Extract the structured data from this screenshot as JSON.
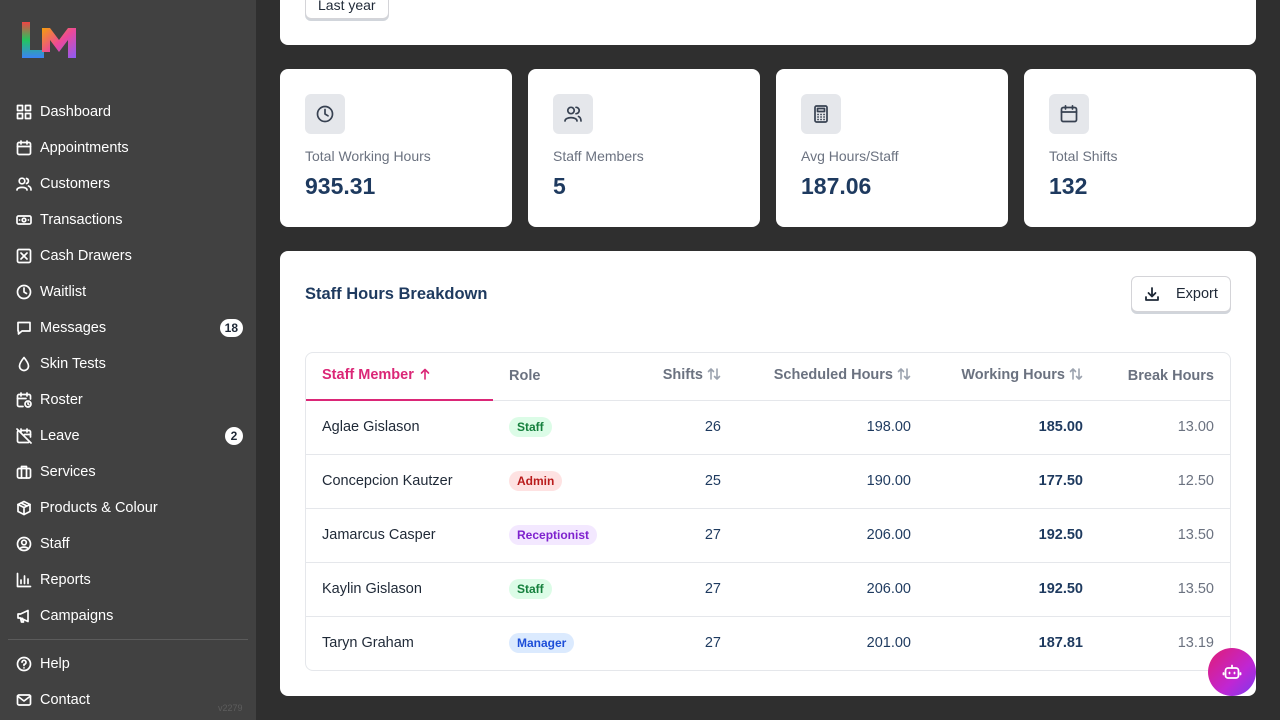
{
  "sidebar": {
    "logo_text": "LM",
    "items": [
      {
        "label": "Dashboard",
        "icon": "grid-icon"
      },
      {
        "label": "Appointments",
        "icon": "calendar-icon"
      },
      {
        "label": "Customers",
        "icon": "users-icon"
      },
      {
        "label": "Transactions",
        "icon": "banknote-icon"
      },
      {
        "label": "Cash Drawers",
        "icon": "box-x-icon"
      },
      {
        "label": "Waitlist",
        "icon": "clock-icon"
      },
      {
        "label": "Messages",
        "icon": "message-icon",
        "badge": "18"
      },
      {
        "label": "Skin Tests",
        "icon": "droplet-icon"
      },
      {
        "label": "Roster",
        "icon": "calendar-clock-icon"
      },
      {
        "label": "Leave",
        "icon": "calendar-off-icon",
        "badge": "2"
      },
      {
        "label": "Services",
        "icon": "briefcase-icon"
      },
      {
        "label": "Products & Colour",
        "icon": "package-icon"
      },
      {
        "label": "Staff",
        "icon": "user-circle-icon"
      },
      {
        "label": "Reports",
        "icon": "bar-chart-icon"
      },
      {
        "label": "Campaigns",
        "icon": "megaphone-icon"
      }
    ],
    "footer_items": [
      {
        "label": "Help",
        "icon": "help-circle-icon"
      },
      {
        "label": "Contact",
        "icon": "mail-icon"
      }
    ],
    "version": "v2279"
  },
  "filters": {
    "period_label": "Last year"
  },
  "stats": [
    {
      "label": "Total Working Hours",
      "value": "935.31",
      "icon": "clock-icon"
    },
    {
      "label": "Staff Members",
      "value": "5",
      "icon": "users-icon"
    },
    {
      "label": "Avg Hours/Staff",
      "value": "187.06",
      "icon": "calculator-icon"
    },
    {
      "label": "Total Shifts",
      "value": "132",
      "icon": "calendar-icon"
    }
  ],
  "breakdown": {
    "title": "Staff Hours Breakdown",
    "export_label": "Export",
    "columns": [
      "Staff Member",
      "Role",
      "Shifts",
      "Scheduled Hours",
      "Working Hours",
      "Break Hours"
    ],
    "rows": [
      {
        "name": "Aglae Gislason",
        "role": "Staff",
        "shifts": "26",
        "scheduled": "198.00",
        "working": "185.00",
        "break": "13.00"
      },
      {
        "name": "Concepcion Kautzer",
        "role": "Admin",
        "shifts": "25",
        "scheduled": "190.00",
        "working": "177.50",
        "break": "12.50"
      },
      {
        "name": "Jamarcus Casper",
        "role": "Receptionist",
        "shifts": "27",
        "scheduled": "206.00",
        "working": "192.50",
        "break": "13.50"
      },
      {
        "name": "Kaylin Gislason",
        "role": "Staff",
        "shifts": "27",
        "scheduled": "206.00",
        "working": "192.50",
        "break": "13.50"
      },
      {
        "name": "Taryn Graham",
        "role": "Manager",
        "shifts": "27",
        "scheduled": "201.00",
        "working": "187.81",
        "break": "13.19"
      }
    ]
  },
  "colors": {
    "sidebar_bg": "#414141",
    "page_bg": "#2f2f2f",
    "accent": "#db2777",
    "value_text": "#1e3a5f",
    "role_staff": {
      "bg": "#dcfce7",
      "fg": "#15803d"
    },
    "role_admin": {
      "bg": "#fee2e2",
      "fg": "#b91c1c"
    },
    "role_receptionist": {
      "bg": "#f3e8ff",
      "fg": "#7e22ce"
    },
    "role_manager": {
      "bg": "#dbeafe",
      "fg": "#1d4ed8"
    }
  },
  "assistant": {
    "icon": "bot-icon"
  }
}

■ **DESCRIPTION OF THE TASK**:
Without including any picture, retype the entries exactly.

■ **ANSWER TO THE TASK**:
Extract the structured data from this screenshot as JSON.
{
  "sidebar": {
    "logo_text": "LM",
    "items": [
      {
        "label": "Dashboard",
        "icon": "grid-icon"
      },
      {
        "label": "Appointments",
        "icon": "calendar-icon"
      },
      {
        "label": "Customers",
        "icon": "users-icon"
      },
      {
        "label": "Transactions",
        "icon": "banknote-icon"
      },
      {
        "label": "Cash Drawers",
        "icon": "box-x-icon"
      },
      {
        "label": "Waitlist",
        "icon": "clock-icon"
      },
      {
        "label": "Messages",
        "icon": "message-icon",
        "badge": "18"
      },
      {
        "label": "Skin Tests",
        "icon": "droplet-icon"
      },
      {
        "label": "Roster",
        "icon": "calendar-clock-icon"
      },
      {
        "label": "Leave",
        "icon": "calendar-off-icon",
        "badge": "2"
      },
      {
        "label": "Services",
        "icon": "briefcase-icon"
      },
      {
        "label": "Products & Colour",
        "icon": "package-icon"
      },
      {
        "label": "Staff",
        "icon": "user-circle-icon"
      },
      {
        "label": "Reports",
        "icon": "bar-chart-icon"
      },
      {
        "label": "Campaigns",
        "icon": "megaphone-icon"
      }
    ],
    "footer_items": [
      {
        "label": "Help",
        "icon": "help-circle-icon"
      },
      {
        "label": "Contact",
        "icon": "mail-icon"
      }
    ],
    "version": "v2279"
  },
  "filters": {
    "period_label": "Last year"
  },
  "stats": [
    {
      "label": "Total Working Hours",
      "value": "935.31",
      "icon": "clock-icon"
    },
    {
      "label": "Staff Members",
      "value": "5",
      "icon": "users-icon"
    },
    {
      "label": "Avg Hours/Staff",
      "value": "187.06",
      "icon": "calculator-icon"
    },
    {
      "label": "Total Shifts",
      "value": "132",
      "icon": "calendar-icon"
    }
  ],
  "breakdown": {
    "title": "Staff Hours Breakdown",
    "export_label": "Export",
    "columns": [
      "Staff Member",
      "Role",
      "Shifts",
      "Scheduled Hours",
      "Working Hours",
      "Break Hours"
    ],
    "rows": [
      {
        "name": "Aglae Gislason",
        "role": "Staff",
        "shifts": "26",
        "scheduled": "198.00",
        "working": "185.00",
        "break": "13.00"
      },
      {
        "name": "Concepcion Kautzer",
        "role": "Admin",
        "shifts": "25",
        "scheduled": "190.00",
        "working": "177.50",
        "break": "12.50"
      },
      {
        "name": "Jamarcus Casper",
        "role": "Receptionist",
        "shifts": "27",
        "scheduled": "206.00",
        "working": "192.50",
        "break": "13.50"
      },
      {
        "name": "Kaylin Gislason",
        "role": "Staff",
        "shifts": "27",
        "scheduled": "206.00",
        "working": "192.50",
        "break": "13.50"
      },
      {
        "name": "Taryn Graham",
        "role": "Manager",
        "shifts": "27",
        "scheduled": "201.00",
        "working": "187.81",
        "break": "13.19"
      }
    ]
  },
  "colors": {
    "sidebar_bg": "#414141",
    "page_bg": "#2f2f2f",
    "accent": "#db2777",
    "value_text": "#1e3a5f",
    "role_staff": {
      "bg": "#dcfce7",
      "fg": "#15803d"
    },
    "role_admin": {
      "bg": "#fee2e2",
      "fg": "#b91c1c"
    },
    "role_receptionist": {
      "bg": "#f3e8ff",
      "fg": "#7e22ce"
    },
    "role_manager": {
      "bg": "#dbeafe",
      "fg": "#1d4ed8"
    }
  },
  "assistant": {
    "icon": "bot-icon"
  }
}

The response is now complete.